═══ Extracted records
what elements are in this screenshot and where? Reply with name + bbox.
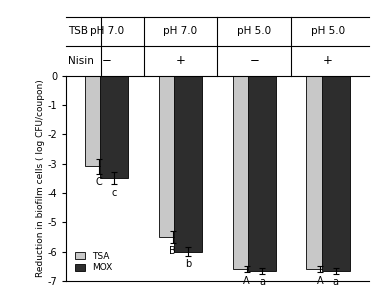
- Bar: [101, 76, 129, 178]
- Text: TSB: TSB: [68, 26, 88, 36]
- Text: c: c: [112, 188, 117, 198]
- Text: pH 5.0: pH 5.0: [237, 26, 271, 36]
- Bar: [322, 76, 350, 271]
- Text: a: a: [333, 277, 339, 287]
- Bar: [159, 76, 187, 237]
- Bar: [174, 76, 202, 252]
- Text: +: +: [323, 54, 333, 67]
- Text: Nisin: Nisin: [68, 56, 94, 66]
- Bar: [232, 76, 260, 269]
- Text: −: −: [249, 54, 259, 67]
- Bar: [248, 76, 276, 271]
- Text: A: A: [243, 276, 250, 286]
- Text: C: C: [96, 177, 102, 187]
- Text: pH 7.0: pH 7.0: [163, 26, 198, 36]
- Text: B: B: [169, 246, 176, 256]
- Y-axis label: Reduction in biofilm cells ( log CFU/coupon): Reduction in biofilm cells ( log CFU/cou…: [36, 79, 45, 277]
- Text: pH 7.0: pH 7.0: [90, 26, 124, 36]
- Text: −: −: [102, 54, 112, 67]
- Text: pH 5.0: pH 5.0: [311, 26, 345, 36]
- Bar: [85, 76, 113, 166]
- Bar: [306, 76, 334, 269]
- Text: a: a: [259, 277, 265, 287]
- Legend: TSA, MOX: TSA, MOX: [74, 250, 114, 274]
- Text: b: b: [185, 259, 191, 269]
- Text: +: +: [175, 54, 186, 67]
- Text: A: A: [317, 276, 324, 286]
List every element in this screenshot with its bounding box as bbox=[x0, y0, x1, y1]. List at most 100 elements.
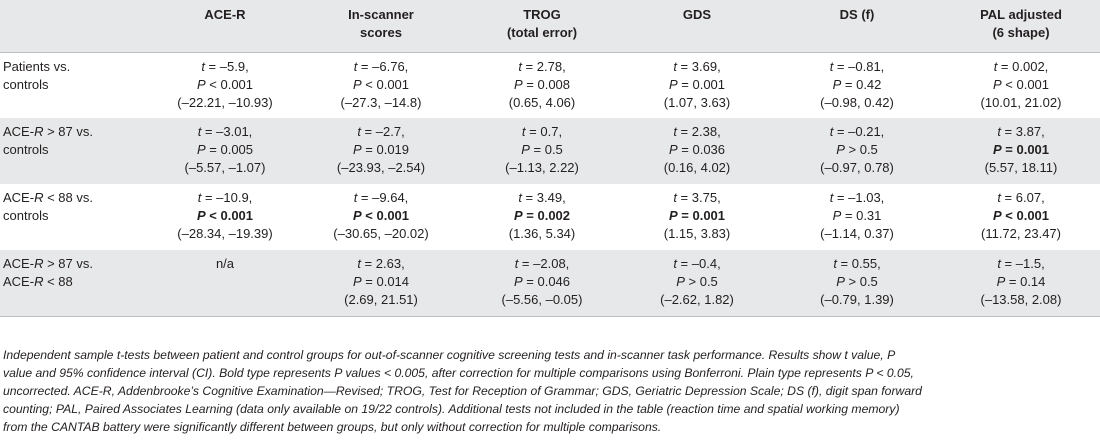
confidence-interval: (–23.93, –2.54) bbox=[336, 160, 426, 175]
confidence-interval: (10.01, 21.02) bbox=[980, 94, 1062, 110]
p-symbol: P bbox=[676, 274, 685, 289]
row-label-line: controls bbox=[3, 76, 49, 92]
column-header-label: (6 shape) bbox=[992, 25, 1050, 40]
confidence-interval: (–5.56, –0.05) bbox=[501, 292, 583, 307]
confidence-interval: (5.57, 18.11) bbox=[984, 160, 1058, 175]
row-label-italic: R bbox=[34, 256, 44, 271]
p-symbol: P bbox=[996, 274, 1006, 289]
p-symbol: P bbox=[992, 76, 1002, 92]
p-operator: = bbox=[681, 142, 689, 157]
t-value: 3.87, bbox=[1015, 124, 1045, 139]
p-value-line: P = 0.42 bbox=[776, 76, 938, 94]
p-value: 0.001 bbox=[692, 76, 726, 92]
t-symbol: t bbox=[514, 256, 519, 271]
p-value: 0.001 bbox=[220, 76, 254, 92]
p-value: 0.001 bbox=[376, 76, 410, 92]
confidence-interval: (1.07, 3.63) bbox=[663, 94, 731, 110]
stat-cell: n/a bbox=[150, 250, 300, 316]
t-value: –6.76, bbox=[372, 58, 409, 74]
t-value-line: t = –1.5, bbox=[997, 256, 1045, 271]
row-label: ACE-R > 87 vs. controls bbox=[0, 118, 150, 184]
p-value-line: P = 0.5 bbox=[466, 141, 618, 159]
t-value: 0.002, bbox=[1012, 58, 1049, 74]
confidence-interval: (–5.57, –1.07) bbox=[184, 160, 266, 175]
stat-cell: t = 2.38, P = 0.036 (0.16, 4.02) bbox=[622, 118, 772, 184]
confidence-interval: (0.16, 4.02) bbox=[663, 160, 731, 175]
p-operator: < bbox=[1005, 208, 1013, 223]
p-operator: > bbox=[688, 274, 697, 289]
p-operator: < bbox=[365, 208, 373, 223]
column-header: GDS bbox=[622, 0, 772, 52]
p-value: 0.014 bbox=[376, 274, 410, 289]
t-value: 2.78, bbox=[536, 58, 566, 74]
p-symbol: P bbox=[352, 76, 362, 92]
p-symbol: P bbox=[513, 76, 523, 92]
p-operator: < bbox=[365, 76, 373, 92]
t-symbol: t bbox=[673, 256, 677, 271]
confidence-interval: (–2.62, 1.82) bbox=[660, 292, 734, 307]
p-value-line: P = 0.002 bbox=[466, 207, 618, 225]
p-symbol: P bbox=[513, 208, 523, 223]
p-symbol: P bbox=[836, 274, 845, 289]
p-operator: = bbox=[526, 274, 534, 289]
caption-line: counting; PAL, Paired Associates Learnin… bbox=[3, 402, 900, 416]
p-operator: = bbox=[365, 274, 373, 289]
t-symbol: t bbox=[357, 124, 361, 139]
column-header: DS (f) bbox=[772, 0, 942, 52]
table-caption: Independent sample t-tests between patie… bbox=[3, 346, 1097, 436]
confidence-interval: (–22.21, –10.93) bbox=[177, 94, 273, 110]
stat-cell: t = 0.7, P = 0.5 (–1.13, 2.22) bbox=[462, 118, 622, 184]
p-value: 0.001 bbox=[376, 208, 410, 223]
row-label-text: ACE- bbox=[3, 190, 35, 205]
row-label: Patients vs. controls bbox=[0, 52, 150, 118]
p-value-line: P < 0.001 bbox=[946, 76, 1096, 94]
stat-cell: t = 3.87, P = 0.001 (5.57, 18.11) bbox=[942, 118, 1100, 184]
statistics-table: ACE-R In-scanner scores TROG (total error) GD… bbox=[0, 0, 1100, 316]
p-symbol: P bbox=[992, 142, 1002, 157]
t-symbol: t bbox=[829, 58, 834, 74]
p-value-line: P < 0.001 bbox=[946, 207, 1096, 225]
caption-line: from the CANTAB battery were significant… bbox=[3, 420, 662, 434]
p-value-line: P = 0.001 bbox=[946, 141, 1096, 159]
stat-cell: t = –2.08, P = 0.046 (–5.56, –0.05) bbox=[462, 250, 622, 316]
t-value: –0.21, bbox=[848, 124, 885, 139]
p-value: 0.5 bbox=[859, 142, 878, 157]
confidence-interval: (11.72, 23.47) bbox=[981, 226, 1061, 241]
t-value-line: t = 3.87, bbox=[997, 124, 1045, 139]
p-value-line: P = 0.036 bbox=[626, 141, 768, 159]
p-symbol: P bbox=[352, 208, 362, 223]
p-value: 0.001 bbox=[1016, 142, 1050, 157]
confidence-interval: (0.65, 4.06) bbox=[508, 94, 576, 110]
stat-cell: t = –3.01, P = 0.005 (–5.57, –1.07) bbox=[150, 118, 300, 184]
column-header: PAL adjusted (6 shape) bbox=[942, 0, 1100, 52]
p-operator: = bbox=[681, 76, 689, 92]
t-value: –5.9, bbox=[219, 58, 249, 74]
p-value: 0.14 bbox=[1020, 274, 1046, 289]
stat-cell: t = 3.49, P = 0.002 (1.36, 5.34) bbox=[462, 184, 622, 250]
p-value-line: P < 0.001 bbox=[154, 76, 296, 94]
t-value-line: t = 6.07, bbox=[997, 190, 1045, 205]
row-label-line: controls bbox=[3, 141, 146, 159]
t-symbol: t bbox=[993, 58, 998, 74]
column-header-label: (total error) bbox=[506, 25, 578, 40]
p-value-line: P = 0.019 bbox=[304, 141, 458, 159]
stat-cell: t = –9.64, P < 0.001 (–30.65, –20.02) bbox=[300, 184, 462, 250]
t-symbol: t bbox=[833, 256, 837, 271]
stat-cell: t = 6.07, P < 0.001 (11.72, 23.47) bbox=[942, 184, 1100, 250]
t-value-line: t = 3.49, bbox=[518, 190, 566, 205]
t-symbol: t bbox=[201, 58, 205, 74]
column-header: ACE-R bbox=[150, 0, 300, 52]
t-value: 3.49, bbox=[536, 190, 566, 205]
p-value: 0.008 bbox=[537, 76, 571, 92]
row-label-italic: R bbox=[34, 124, 44, 139]
p-value-line: P = 0.001 bbox=[626, 207, 768, 225]
table-row: Patients vs. controls t = –5.9, P < 0.001 (–… bbox=[0, 52, 1100, 118]
t-value-line: t = –6.76, bbox=[353, 58, 409, 74]
t-value: 0.7, bbox=[540, 124, 563, 139]
header-empty bbox=[0, 0, 150, 52]
p-operator: < bbox=[209, 208, 217, 223]
stat-cell: t = 0.55, P > 0.5 (–0.79, 1.39) bbox=[772, 250, 942, 316]
p-symbol: P bbox=[832, 208, 842, 223]
t-symbol: t bbox=[829, 190, 834, 205]
p-symbol: P bbox=[352, 142, 362, 157]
══════
• Work task: Where a line in the records above contains the string "total", copy that line.

• Exercise output:
statistics-table: ACE-R In-scanner scores TROG (total error) GD… bbox=[0, 0, 1100, 316]
column-header-label: (total error) bbox=[506, 25, 578, 40]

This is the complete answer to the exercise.